(Extracts from a graphics dataset)
^^^^

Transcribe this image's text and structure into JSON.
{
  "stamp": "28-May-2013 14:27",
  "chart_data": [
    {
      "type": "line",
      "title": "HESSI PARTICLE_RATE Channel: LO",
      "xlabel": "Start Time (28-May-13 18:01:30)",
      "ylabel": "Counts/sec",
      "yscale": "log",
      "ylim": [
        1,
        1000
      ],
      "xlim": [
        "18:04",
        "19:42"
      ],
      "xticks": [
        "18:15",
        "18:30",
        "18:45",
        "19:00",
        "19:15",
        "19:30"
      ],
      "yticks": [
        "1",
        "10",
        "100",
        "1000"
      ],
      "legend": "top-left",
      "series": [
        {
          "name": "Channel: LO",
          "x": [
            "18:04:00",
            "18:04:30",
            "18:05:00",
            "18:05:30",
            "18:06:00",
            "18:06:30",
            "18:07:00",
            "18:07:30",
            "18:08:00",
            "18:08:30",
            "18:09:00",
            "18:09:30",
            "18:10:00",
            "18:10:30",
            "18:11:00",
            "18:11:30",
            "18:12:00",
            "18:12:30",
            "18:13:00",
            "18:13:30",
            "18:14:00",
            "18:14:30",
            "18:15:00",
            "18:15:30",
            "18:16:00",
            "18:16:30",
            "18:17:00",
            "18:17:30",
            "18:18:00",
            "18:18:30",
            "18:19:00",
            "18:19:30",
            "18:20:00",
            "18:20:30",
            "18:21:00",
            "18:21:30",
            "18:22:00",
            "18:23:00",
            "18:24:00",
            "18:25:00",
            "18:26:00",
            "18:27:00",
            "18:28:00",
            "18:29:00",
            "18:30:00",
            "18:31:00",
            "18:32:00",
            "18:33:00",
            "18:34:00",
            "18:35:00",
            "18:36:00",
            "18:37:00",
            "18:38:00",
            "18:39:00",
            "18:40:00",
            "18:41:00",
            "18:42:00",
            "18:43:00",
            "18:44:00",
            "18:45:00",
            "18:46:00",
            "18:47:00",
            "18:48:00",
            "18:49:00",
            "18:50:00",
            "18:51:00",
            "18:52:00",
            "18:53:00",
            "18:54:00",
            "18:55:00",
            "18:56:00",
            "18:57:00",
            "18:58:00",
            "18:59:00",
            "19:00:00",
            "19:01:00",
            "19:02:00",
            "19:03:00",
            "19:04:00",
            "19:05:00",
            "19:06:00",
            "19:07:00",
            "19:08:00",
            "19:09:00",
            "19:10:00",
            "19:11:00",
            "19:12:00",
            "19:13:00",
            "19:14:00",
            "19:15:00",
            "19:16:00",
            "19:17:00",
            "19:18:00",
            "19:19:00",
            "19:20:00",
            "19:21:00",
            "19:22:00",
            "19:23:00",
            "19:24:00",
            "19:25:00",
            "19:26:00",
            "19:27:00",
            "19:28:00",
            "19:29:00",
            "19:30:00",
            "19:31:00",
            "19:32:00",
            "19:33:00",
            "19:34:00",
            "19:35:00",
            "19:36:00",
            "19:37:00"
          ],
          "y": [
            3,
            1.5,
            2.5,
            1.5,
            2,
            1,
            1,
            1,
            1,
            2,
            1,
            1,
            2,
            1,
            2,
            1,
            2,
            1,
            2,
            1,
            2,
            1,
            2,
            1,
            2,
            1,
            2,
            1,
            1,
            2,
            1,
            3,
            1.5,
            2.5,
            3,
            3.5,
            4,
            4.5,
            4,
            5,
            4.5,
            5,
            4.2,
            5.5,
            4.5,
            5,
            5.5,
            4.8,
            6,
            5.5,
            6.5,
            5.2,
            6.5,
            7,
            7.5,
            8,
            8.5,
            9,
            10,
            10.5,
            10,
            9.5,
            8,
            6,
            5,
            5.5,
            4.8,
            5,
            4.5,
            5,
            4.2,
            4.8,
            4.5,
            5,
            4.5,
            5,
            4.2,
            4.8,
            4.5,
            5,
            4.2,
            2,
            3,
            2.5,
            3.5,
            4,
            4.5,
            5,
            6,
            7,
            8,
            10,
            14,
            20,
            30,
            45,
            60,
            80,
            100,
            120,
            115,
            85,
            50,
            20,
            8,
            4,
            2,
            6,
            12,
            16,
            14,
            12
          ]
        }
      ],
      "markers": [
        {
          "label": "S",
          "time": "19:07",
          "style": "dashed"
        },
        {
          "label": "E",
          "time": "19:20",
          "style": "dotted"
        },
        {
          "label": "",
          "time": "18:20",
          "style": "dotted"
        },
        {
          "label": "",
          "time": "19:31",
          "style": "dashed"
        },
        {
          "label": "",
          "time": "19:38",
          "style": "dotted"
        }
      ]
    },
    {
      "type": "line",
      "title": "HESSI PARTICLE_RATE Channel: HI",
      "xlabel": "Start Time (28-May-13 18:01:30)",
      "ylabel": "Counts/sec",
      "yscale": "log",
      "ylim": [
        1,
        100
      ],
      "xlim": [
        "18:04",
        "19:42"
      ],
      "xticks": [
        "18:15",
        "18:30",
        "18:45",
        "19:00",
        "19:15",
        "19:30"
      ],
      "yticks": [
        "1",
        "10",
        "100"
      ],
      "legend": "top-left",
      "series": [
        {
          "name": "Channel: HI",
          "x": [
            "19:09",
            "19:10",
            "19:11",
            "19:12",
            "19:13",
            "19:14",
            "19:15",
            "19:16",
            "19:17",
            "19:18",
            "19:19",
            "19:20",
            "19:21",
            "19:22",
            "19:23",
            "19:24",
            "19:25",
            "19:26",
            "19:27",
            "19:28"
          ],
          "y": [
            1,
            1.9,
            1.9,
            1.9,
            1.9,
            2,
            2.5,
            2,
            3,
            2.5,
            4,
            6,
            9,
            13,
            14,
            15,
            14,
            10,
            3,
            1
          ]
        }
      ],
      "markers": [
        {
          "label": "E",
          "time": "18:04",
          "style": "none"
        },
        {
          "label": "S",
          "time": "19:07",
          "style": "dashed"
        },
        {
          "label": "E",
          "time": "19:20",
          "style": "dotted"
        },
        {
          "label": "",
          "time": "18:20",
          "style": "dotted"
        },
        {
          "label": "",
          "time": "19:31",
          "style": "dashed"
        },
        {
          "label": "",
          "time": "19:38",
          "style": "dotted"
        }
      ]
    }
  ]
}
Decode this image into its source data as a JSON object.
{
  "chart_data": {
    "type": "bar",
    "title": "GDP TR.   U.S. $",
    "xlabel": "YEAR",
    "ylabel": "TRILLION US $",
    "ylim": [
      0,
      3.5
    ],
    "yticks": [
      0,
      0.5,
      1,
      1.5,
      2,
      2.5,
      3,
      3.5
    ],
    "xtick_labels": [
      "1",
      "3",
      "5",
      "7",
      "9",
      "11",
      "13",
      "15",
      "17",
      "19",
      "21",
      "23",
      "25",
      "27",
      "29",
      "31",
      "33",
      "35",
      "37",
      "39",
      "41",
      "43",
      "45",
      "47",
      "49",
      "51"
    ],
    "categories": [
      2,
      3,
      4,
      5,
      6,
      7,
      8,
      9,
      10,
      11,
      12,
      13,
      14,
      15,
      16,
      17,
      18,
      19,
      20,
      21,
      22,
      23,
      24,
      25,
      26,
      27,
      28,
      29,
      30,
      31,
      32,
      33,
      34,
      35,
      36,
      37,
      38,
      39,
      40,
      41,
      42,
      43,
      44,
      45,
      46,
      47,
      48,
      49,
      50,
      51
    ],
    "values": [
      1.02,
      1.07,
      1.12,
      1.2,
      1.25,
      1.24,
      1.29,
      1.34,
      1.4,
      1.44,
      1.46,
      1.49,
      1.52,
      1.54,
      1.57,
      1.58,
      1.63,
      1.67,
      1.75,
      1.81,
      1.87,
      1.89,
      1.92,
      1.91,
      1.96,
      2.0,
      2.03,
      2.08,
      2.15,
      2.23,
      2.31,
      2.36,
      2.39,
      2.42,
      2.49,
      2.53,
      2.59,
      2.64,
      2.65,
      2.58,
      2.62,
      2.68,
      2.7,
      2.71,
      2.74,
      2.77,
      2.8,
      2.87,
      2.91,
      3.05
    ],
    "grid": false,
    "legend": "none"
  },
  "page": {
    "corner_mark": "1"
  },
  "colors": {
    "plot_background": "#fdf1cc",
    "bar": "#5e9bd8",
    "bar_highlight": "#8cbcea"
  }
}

^^^^

▸ **DIRECTIVE**
Make a copy of each line that contains the string "HESSI".

▸ **RESULT OF THIS EXERCISE**
      "title": "HESSI PARTICLE_RATE Channel: LO",
      "title": "HESSI PARTICLE_RATE Channel: HI",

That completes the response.